WHAT IS BEING ASKED =>
Go through the listing and return every line with "this" in it.
-- start --
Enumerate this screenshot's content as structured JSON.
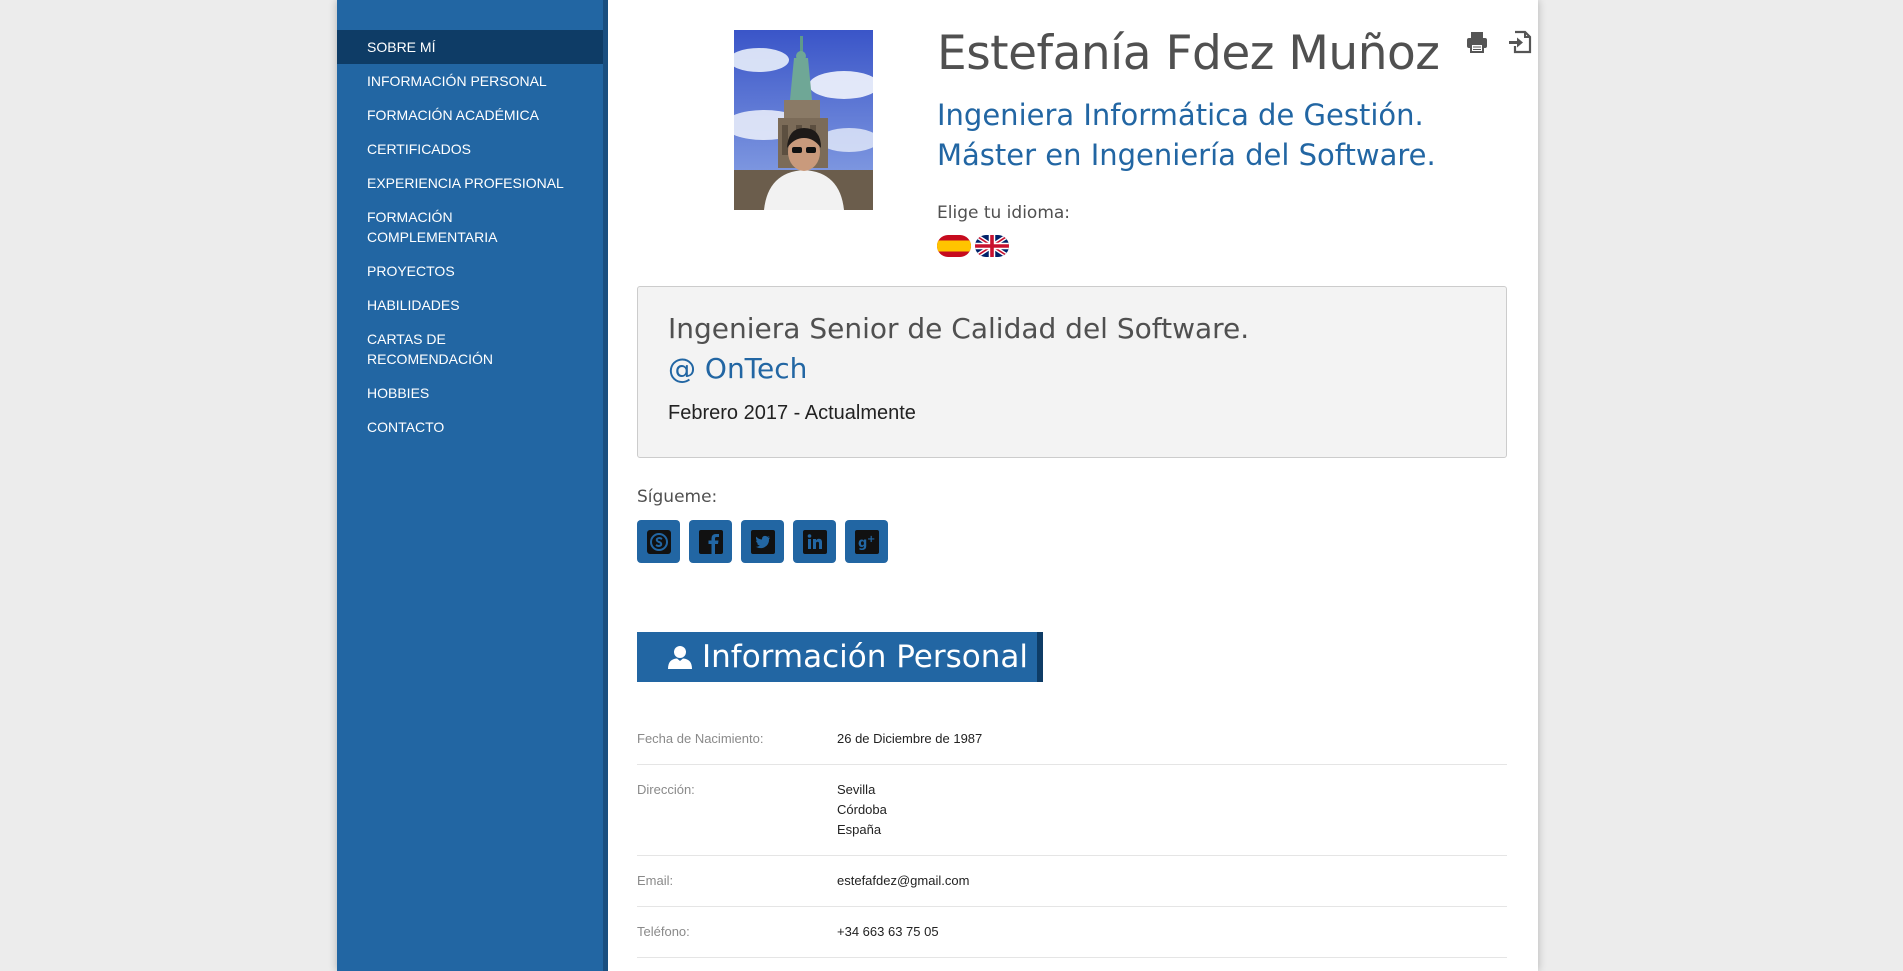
{
  "sidebar": {
    "items": [
      {
        "label": "SOBRE MÍ"
      },
      {
        "label": "INFORMACIÓN PERSONAL"
      },
      {
        "label": "FORMACIÓN ACADÉMICA"
      },
      {
        "label": "CERTIFICADOS"
      },
      {
        "label": "EXPERIENCIA PROFESIONAL"
      },
      {
        "label": "FORMACIÓN COMPLEMENTARIA"
      },
      {
        "label": "PROYECTOS"
      },
      {
        "label": "HABILIDADES"
      },
      {
        "label": "CARTAS DE RECOMENDACIÓN"
      },
      {
        "label": "HOBBIES"
      },
      {
        "label": "CONTACTO"
      }
    ]
  },
  "profile": {
    "name": "Estefanía Fdez Muñoz",
    "subtitle_line1": "Ingeniera Informática de Gestión.",
    "subtitle_line2": "Máster en Ingeniería del Software.",
    "language_label": "Elige tu idioma:"
  },
  "current_job": {
    "title": "Ingeniera Senior de Calidad del Software.",
    "company": "@ OnTech",
    "dates": "Febrero 2017 - Actualmente"
  },
  "social": {
    "label": "Sígueme:"
  },
  "personal_info": {
    "heading": "Información Personal",
    "birth_label": "Fecha de Nacimiento:",
    "birth_value": "26 de Diciembre de 1987",
    "address_label": "Dirección:",
    "address_line1": "Sevilla",
    "address_line2": "Córdoba",
    "address_line3": "España",
    "email_label": "Email:",
    "email_value": "estefafdez@gmail.com",
    "phone_label": "Teléfono:",
    "phone_value": "+34 663 63 75 05"
  },
  "colors": {
    "accent": "#2266a3",
    "accent_dark": "#0e3c66",
    "page_bg": "#ececec"
  },
  "icons": [
    "print-icon",
    "export-icon",
    "spain-flag-icon",
    "uk-flag-icon",
    "skype-icon",
    "facebook-icon",
    "twitter-icon",
    "linkedin-icon",
    "google-plus-icon",
    "user-icon"
  ]
}
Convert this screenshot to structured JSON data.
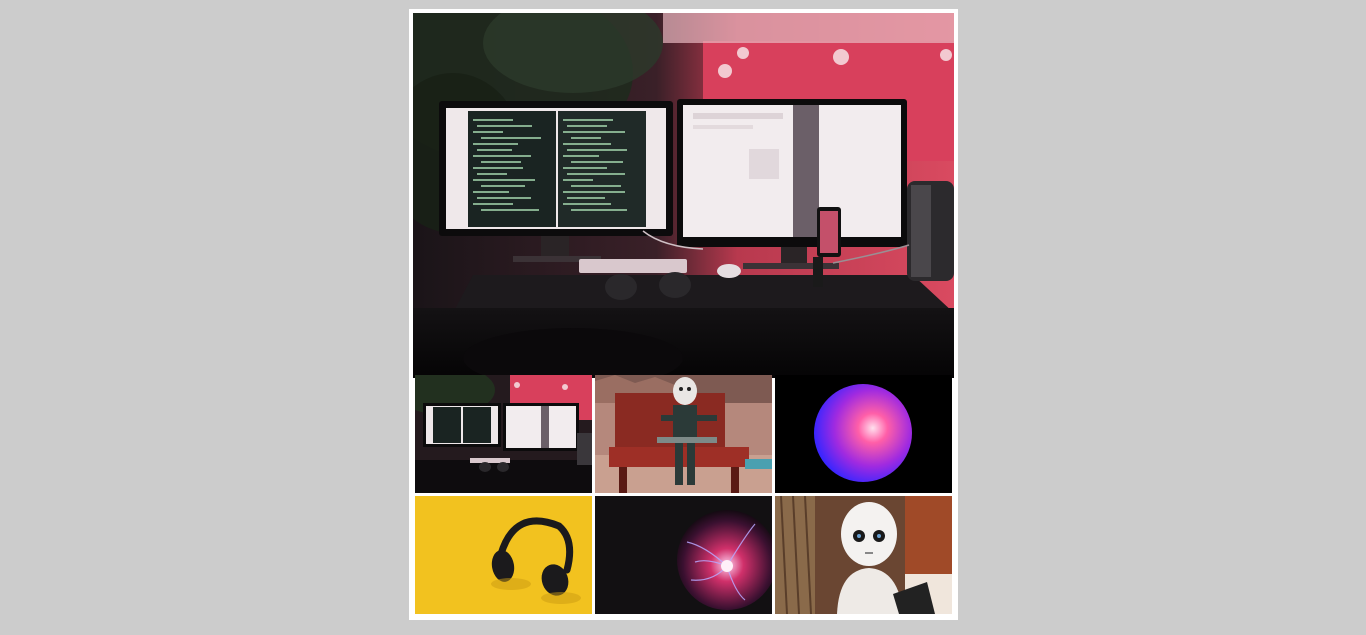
-- end --
TASK RESPONSE =>
Enumerate this screenshot's content as structured JSON.
Convert this screenshot to structured JSON data.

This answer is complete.